#### [REQUIRED TASK]
Type every record exactly as it appears.

[Dataset records]

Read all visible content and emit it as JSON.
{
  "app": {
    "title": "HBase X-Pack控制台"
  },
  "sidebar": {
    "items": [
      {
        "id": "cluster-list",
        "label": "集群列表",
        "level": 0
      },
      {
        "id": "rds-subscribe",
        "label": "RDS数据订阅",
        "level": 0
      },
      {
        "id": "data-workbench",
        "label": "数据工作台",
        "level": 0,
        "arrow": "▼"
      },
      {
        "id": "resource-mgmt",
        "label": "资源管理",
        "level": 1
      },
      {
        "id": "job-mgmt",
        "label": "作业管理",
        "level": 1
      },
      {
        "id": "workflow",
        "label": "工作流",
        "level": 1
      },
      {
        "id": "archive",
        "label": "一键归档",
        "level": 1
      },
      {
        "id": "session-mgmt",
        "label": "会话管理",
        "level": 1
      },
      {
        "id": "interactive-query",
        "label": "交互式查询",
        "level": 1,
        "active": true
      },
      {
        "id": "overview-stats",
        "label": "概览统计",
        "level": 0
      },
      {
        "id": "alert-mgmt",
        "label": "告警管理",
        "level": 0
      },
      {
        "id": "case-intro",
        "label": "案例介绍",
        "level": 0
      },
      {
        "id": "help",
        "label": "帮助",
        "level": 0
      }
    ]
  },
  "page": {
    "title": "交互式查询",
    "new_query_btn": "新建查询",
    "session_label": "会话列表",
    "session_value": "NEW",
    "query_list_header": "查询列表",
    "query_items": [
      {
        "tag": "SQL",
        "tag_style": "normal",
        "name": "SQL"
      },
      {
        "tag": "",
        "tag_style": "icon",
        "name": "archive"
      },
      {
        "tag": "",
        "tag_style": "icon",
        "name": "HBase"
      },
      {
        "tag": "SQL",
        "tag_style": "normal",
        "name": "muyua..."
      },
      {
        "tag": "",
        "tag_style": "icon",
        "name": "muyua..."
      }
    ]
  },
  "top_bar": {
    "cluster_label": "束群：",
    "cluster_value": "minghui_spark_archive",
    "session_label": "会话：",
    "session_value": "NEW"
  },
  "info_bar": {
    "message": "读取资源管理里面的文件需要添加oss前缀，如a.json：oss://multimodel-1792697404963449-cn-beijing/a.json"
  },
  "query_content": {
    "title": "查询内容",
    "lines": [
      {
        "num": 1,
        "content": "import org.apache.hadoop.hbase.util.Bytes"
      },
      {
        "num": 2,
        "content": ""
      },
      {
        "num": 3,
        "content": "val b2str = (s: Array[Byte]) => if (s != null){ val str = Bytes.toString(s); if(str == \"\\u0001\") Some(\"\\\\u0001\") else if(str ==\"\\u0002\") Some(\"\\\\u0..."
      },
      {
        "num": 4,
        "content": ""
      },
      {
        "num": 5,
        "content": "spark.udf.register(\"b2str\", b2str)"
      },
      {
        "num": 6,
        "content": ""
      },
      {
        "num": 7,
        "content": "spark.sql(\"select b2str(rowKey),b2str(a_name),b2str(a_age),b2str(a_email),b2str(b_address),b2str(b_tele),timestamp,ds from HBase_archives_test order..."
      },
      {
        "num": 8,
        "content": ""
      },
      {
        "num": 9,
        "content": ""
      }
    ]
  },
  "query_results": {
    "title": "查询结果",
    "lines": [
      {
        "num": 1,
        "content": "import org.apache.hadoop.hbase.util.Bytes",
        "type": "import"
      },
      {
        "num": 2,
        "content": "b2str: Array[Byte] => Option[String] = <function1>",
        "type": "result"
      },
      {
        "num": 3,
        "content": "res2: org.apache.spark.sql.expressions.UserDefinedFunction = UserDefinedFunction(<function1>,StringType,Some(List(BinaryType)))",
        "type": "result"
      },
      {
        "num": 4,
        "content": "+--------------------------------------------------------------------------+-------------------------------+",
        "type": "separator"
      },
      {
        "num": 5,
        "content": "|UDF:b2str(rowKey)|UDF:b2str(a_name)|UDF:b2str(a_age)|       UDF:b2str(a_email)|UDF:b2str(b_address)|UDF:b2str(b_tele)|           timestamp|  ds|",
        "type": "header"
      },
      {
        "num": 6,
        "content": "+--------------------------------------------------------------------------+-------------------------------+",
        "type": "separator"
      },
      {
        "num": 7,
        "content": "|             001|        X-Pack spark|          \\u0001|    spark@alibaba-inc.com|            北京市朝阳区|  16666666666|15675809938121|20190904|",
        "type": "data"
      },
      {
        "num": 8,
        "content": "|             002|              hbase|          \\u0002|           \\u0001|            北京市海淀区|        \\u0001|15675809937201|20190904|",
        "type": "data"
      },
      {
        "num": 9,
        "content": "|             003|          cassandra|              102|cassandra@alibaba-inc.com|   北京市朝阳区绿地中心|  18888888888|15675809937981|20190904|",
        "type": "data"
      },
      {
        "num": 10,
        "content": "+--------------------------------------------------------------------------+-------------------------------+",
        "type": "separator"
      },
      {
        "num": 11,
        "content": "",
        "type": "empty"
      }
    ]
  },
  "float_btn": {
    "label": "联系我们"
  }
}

#### [TASK RESPONSE]
Read all visible content and emit it as JSON.
{
  "app": {
    "title": "HBase X-Pack控制台"
  },
  "sidebar": {
    "items": [
      {
        "id": "cluster-list",
        "label": "集群列表",
        "level": 0
      },
      {
        "id": "rds-subscribe",
        "label": "RDS数据订阅",
        "level": 0
      },
      {
        "id": "data-workbench",
        "label": "数据工作台",
        "level": 0,
        "arrow": "▼"
      },
      {
        "id": "resource-mgmt",
        "label": "资源管理",
        "level": 1
      },
      {
        "id": "job-mgmt",
        "label": "作业管理",
        "level": 1
      },
      {
        "id": "workflow",
        "label": "工作流",
        "level": 1
      },
      {
        "id": "archive",
        "label": "一键归档",
        "level": 1
      },
      {
        "id": "session-mgmt",
        "label": "会话管理",
        "level": 1
      },
      {
        "id": "interactive-query",
        "label": "交互式查询",
        "level": 1,
        "active": true
      },
      {
        "id": "overview-stats",
        "label": "概览统计",
        "level": 0
      },
      {
        "id": "alert-mgmt",
        "label": "告警管理",
        "level": 0
      },
      {
        "id": "case-intro",
        "label": "案例介绍",
        "level": 0
      },
      {
        "id": "help",
        "label": "帮助",
        "level": 0
      }
    ]
  },
  "page": {
    "title": "交互式查询",
    "new_query_btn": "新建查询",
    "session_label": "会话列表",
    "session_value": "NEW",
    "query_list_header": "查询列表",
    "query_items": [
      {
        "tag": "SQL",
        "tag_style": "normal",
        "name": "SQL"
      },
      {
        "tag": "",
        "tag_style": "icon",
        "name": "archive"
      },
      {
        "tag": "",
        "tag_style": "icon",
        "name": "HBase"
      },
      {
        "tag": "SQL",
        "tag_style": "normal",
        "name": "muyua..."
      },
      {
        "tag": "",
        "tag_style": "icon",
        "name": "muyua..."
      }
    ]
  },
  "top_bar": {
    "cluster_label": "束群：",
    "cluster_value": "minghui_spark_archive",
    "session_label": "会话：",
    "session_value": "NEW"
  },
  "info_bar": {
    "message": "读取资源管理里面的文件需要添加oss前缀，如a.json：oss://multimodel-1792697404963449-cn-beijing/a.json"
  },
  "query_content": {
    "title": "查询内容",
    "lines": [
      {
        "num": 1,
        "content": "import org.apache.hadoop.hbase.util.Bytes"
      },
      {
        "num": 2,
        "content": ""
      },
      {
        "num": 3,
        "content": "val b2str = (s: Array[Byte]) => if (s != null){ val str = Bytes.toString(s); if(str == \"\\u0001\") Some(\"\\\\u0001\") else if(str ==\"\\u0002\") Some(\"\\\\u0..."
      },
      {
        "num": 4,
        "content": ""
      },
      {
        "num": 5,
        "content": "spark.udf.register(\"b2str\", b2str)"
      },
      {
        "num": 6,
        "content": ""
      },
      {
        "num": 7,
        "content": "spark.sql(\"select b2str(rowKey),b2str(a_name),b2str(a_age),b2str(a_email),b2str(b_address),b2str(b_tele),timestamp,ds from HBase_archives_test order..."
      },
      {
        "num": 8,
        "content": ""
      },
      {
        "num": 9,
        "content": ""
      }
    ]
  },
  "query_results": {
    "title": "查询结果",
    "lines": [
      {
        "num": 1,
        "content": "import org.apache.hadoop.hbase.util.Bytes",
        "type": "import"
      },
      {
        "num": 2,
        "content": "b2str: Array[Byte] => Option[String] = <function1>",
        "type": "result"
      },
      {
        "num": 3,
        "content": "res2: org.apache.spark.sql.expressions.UserDefinedFunction = UserDefinedFunction(<function1>,StringType,Some(List(BinaryType)))",
        "type": "result"
      },
      {
        "num": 4,
        "content": "+--------------------------------------------------------------------------+-------------------------------+",
        "type": "separator"
      },
      {
        "num": 5,
        "content": "|UDF:b2str(rowKey)|UDF:b2str(a_name)|UDF:b2str(a_age)|       UDF:b2str(a_email)|UDF:b2str(b_address)|UDF:b2str(b_tele)|           timestamp|  ds|",
        "type": "header"
      },
      {
        "num": 6,
        "content": "+--------------------------------------------------------------------------+-------------------------------+",
        "type": "separator"
      },
      {
        "num": 7,
        "content": "|             001|        X-Pack spark|          \\u0001|    spark@alibaba-inc.com|            北京市朝阳区|  16666666666|15675809938121|20190904|",
        "type": "data"
      },
      {
        "num": 8,
        "content": "|             002|              hbase|          \\u0002|           \\u0001|            北京市海淀区|        \\u0001|15675809937201|20190904|",
        "type": "data"
      },
      {
        "num": 9,
        "content": "|             003|          cassandra|              102|cassandra@alibaba-inc.com|   北京市朝阳区绿地中心|  18888888888|15675809937981|20190904|",
        "type": "data"
      },
      {
        "num": 10,
        "content": "+--------------------------------------------------------------------------+-------------------------------+",
        "type": "separator"
      },
      {
        "num": 11,
        "content": "",
        "type": "empty"
      }
    ]
  },
  "float_btn": {
    "label": "联系我们"
  }
}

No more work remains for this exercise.